WHAT YOU ARE ASKED TO DO ->
Where a line contains the word "September", copy that line in full.

(Figure content listings)
-----

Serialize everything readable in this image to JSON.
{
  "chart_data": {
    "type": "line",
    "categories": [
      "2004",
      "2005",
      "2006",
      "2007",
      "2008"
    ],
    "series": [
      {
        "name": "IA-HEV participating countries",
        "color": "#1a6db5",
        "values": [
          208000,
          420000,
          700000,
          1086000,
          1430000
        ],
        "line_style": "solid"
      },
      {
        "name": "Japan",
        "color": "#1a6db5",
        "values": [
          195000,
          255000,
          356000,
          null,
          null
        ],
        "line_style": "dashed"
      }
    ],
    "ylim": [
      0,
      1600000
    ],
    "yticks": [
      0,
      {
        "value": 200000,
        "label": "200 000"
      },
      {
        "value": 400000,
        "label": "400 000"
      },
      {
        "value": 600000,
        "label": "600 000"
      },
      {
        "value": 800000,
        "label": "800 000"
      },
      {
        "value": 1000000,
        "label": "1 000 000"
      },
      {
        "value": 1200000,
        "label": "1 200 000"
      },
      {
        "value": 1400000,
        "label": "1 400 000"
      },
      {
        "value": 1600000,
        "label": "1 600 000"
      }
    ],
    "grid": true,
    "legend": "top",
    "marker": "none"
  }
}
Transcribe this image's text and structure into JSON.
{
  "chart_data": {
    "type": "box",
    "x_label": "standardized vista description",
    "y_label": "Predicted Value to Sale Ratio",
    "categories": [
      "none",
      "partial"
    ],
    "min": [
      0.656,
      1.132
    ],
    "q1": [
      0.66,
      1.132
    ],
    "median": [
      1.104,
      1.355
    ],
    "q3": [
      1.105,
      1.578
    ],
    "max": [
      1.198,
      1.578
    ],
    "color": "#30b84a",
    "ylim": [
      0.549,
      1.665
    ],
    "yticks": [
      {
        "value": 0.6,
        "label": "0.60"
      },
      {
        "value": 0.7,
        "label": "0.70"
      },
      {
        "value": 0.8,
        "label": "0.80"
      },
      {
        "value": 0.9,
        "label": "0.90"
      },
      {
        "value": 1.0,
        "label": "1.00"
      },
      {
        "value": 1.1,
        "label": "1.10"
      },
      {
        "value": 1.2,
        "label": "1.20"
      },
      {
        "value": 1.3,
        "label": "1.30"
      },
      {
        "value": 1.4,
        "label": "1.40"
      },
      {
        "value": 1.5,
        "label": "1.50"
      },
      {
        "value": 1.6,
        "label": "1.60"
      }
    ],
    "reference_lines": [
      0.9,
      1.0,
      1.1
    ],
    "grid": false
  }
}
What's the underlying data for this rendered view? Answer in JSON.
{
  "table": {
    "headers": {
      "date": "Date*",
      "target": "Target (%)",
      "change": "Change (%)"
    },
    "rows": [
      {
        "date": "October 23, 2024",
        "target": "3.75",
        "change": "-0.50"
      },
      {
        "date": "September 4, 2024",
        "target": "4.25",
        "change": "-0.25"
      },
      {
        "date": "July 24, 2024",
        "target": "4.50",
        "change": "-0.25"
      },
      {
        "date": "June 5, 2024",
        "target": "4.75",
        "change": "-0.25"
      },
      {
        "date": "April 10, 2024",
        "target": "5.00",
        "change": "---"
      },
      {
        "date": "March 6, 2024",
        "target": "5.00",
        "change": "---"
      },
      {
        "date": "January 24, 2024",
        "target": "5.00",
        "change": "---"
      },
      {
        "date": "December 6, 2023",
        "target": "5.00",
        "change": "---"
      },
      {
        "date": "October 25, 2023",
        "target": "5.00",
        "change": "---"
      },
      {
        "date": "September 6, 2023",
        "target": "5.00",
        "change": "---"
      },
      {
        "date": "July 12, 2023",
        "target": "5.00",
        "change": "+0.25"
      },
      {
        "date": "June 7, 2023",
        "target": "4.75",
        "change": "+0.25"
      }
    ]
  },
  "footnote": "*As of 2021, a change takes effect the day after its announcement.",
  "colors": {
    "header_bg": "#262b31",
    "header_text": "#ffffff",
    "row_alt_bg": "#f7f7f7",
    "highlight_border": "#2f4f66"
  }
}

-----

SOLVED EXERCISE ->
        "date": "September 4, 2024",
        "date": "September 6, 2023",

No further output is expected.